* [Task objective] Without changing a character, return the entries, but not the images they hold.

* [Provided data]

---------------

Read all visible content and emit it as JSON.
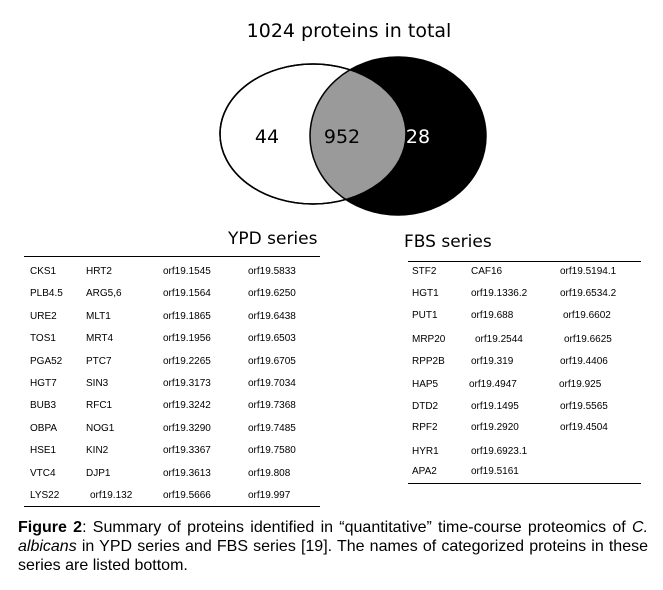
{
  "venn": {
    "title": "1024 proteins in total",
    "left_only": "44",
    "overlap": "952",
    "right_only": "28",
    "colors": {
      "overlap": "#9a9a9a",
      "right": "#000000",
      "left": "#ffffff"
    }
  },
  "ypd": {
    "title": "YPD series",
    "rows": [
      [
        "CKS1",
        "HRT2",
        "orf19.1545",
        "orf19.5833"
      ],
      [
        "PLB4.5",
        "ARG5,6",
        "orf19.1564",
        "orf19.6250"
      ],
      [
        "URE2",
        "MLT1",
        "orf19.1865",
        "orf19.6438"
      ],
      [
        "TOS1",
        "MRT4",
        "orf19.1956",
        "orf19.6503"
      ],
      [
        "PGA52",
        "PTC7",
        "orf19.2265",
        "orf19.6705"
      ],
      [
        "HGT7",
        "SIN3",
        "orf19.3173",
        "orf19.7034"
      ],
      [
        "BUB3",
        "RFC1",
        "orf19.3242",
        "orf19.7368"
      ],
      [
        "OBPA",
        "NOG1",
        "orf19.3290",
        "orf19.7485"
      ],
      [
        "HSE1",
        "KIN2",
        "orf19.3367",
        "orf19.7580"
      ],
      [
        "VTC4",
        "DJP1",
        "orf19.3613",
        "orf19.808"
      ],
      [
        "LYS22",
        "orf19.132",
        "orf19.5666",
        "orf19.997"
      ]
    ]
  },
  "fbs": {
    "title": "FBS series",
    "rows": [
      [
        "STF2",
        "CAF16",
        "orf19.5194.1"
      ],
      [
        "HGT1",
        "orf19.1336.2",
        "orf19.6534.2"
      ],
      [
        "PUT1",
        "orf19.688",
        "orf19.6602"
      ],
      [
        "MRP20",
        "orf19.2544",
        "orf19.6625"
      ],
      [
        "RPP2B",
        "orf19.319",
        "orf19.4406"
      ],
      [
        "HAP5",
        "orf19.4947",
        "orf19.925"
      ],
      [
        "DTD2",
        "orf19.1495",
        "orf19.5565"
      ],
      [
        "RPF2",
        "orf19.2920",
        "orf19.4504"
      ],
      [
        "HYR1",
        "orf19.6923.1",
        ""
      ],
      [
        "APA2",
        "orf19.5161",
        ""
      ]
    ]
  },
  "caption": {
    "label": "Figure 2",
    "text1": ": Summary of proteins identified in “quantitative” time-course proteomics of ",
    "species": "C. albicans",
    "text2": " in YPD series and FBS series [19]. The names of categorized proteins in these series are listed bottom."
  }
}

---------------

* [Written solution]
Read all visible content and emit it as JSON.
{
  "venn": {
    "title": "1024 proteins in total",
    "left_only": "44",
    "overlap": "952",
    "right_only": "28",
    "colors": {
      "overlap": "#9a9a9a",
      "right": "#000000",
      "left": "#ffffff"
    }
  },
  "ypd": {
    "title": "YPD series",
    "rows": [
      [
        "CKS1",
        "HRT2",
        "orf19.1545",
        "orf19.5833"
      ],
      [
        "PLB4.5",
        "ARG5,6",
        "orf19.1564",
        "orf19.6250"
      ],
      [
        "URE2",
        "MLT1",
        "orf19.1865",
        "orf19.6438"
      ],
      [
        "TOS1",
        "MRT4",
        "orf19.1956",
        "orf19.6503"
      ],
      [
        "PGA52",
        "PTC7",
        "orf19.2265",
        "orf19.6705"
      ],
      [
        "HGT7",
        "SIN3",
        "orf19.3173",
        "orf19.7034"
      ],
      [
        "BUB3",
        "RFC1",
        "orf19.3242",
        "orf19.7368"
      ],
      [
        "OBPA",
        "NOG1",
        "orf19.3290",
        "orf19.7485"
      ],
      [
        "HSE1",
        "KIN2",
        "orf19.3367",
        "orf19.7580"
      ],
      [
        "VTC4",
        "DJP1",
        "orf19.3613",
        "orf19.808"
      ],
      [
        "LYS22",
        "orf19.132",
        "orf19.5666",
        "orf19.997"
      ]
    ]
  },
  "fbs": {
    "title": "FBS series",
    "rows": [
      [
        "STF2",
        "CAF16",
        "orf19.5194.1"
      ],
      [
        "HGT1",
        "orf19.1336.2",
        "orf19.6534.2"
      ],
      [
        "PUT1",
        "orf19.688",
        "orf19.6602"
      ],
      [
        "MRP20",
        "orf19.2544",
        "orf19.6625"
      ],
      [
        "RPP2B",
        "orf19.319",
        "orf19.4406"
      ],
      [
        "HAP5",
        "orf19.4947",
        "orf19.925"
      ],
      [
        "DTD2",
        "orf19.1495",
        "orf19.5565"
      ],
      [
        "RPF2",
        "orf19.2920",
        "orf19.4504"
      ],
      [
        "HYR1",
        "orf19.6923.1",
        ""
      ],
      [
        "APA2",
        "orf19.5161",
        ""
      ]
    ]
  },
  "caption": {
    "label": "Figure 2",
    "text1": ": Summary of proteins identified in “quantitative” time-course proteomics of ",
    "species": "C. albicans",
    "text2": " in YPD series and FBS series [19]. The names of categorized proteins in these series are listed bottom."
  }
}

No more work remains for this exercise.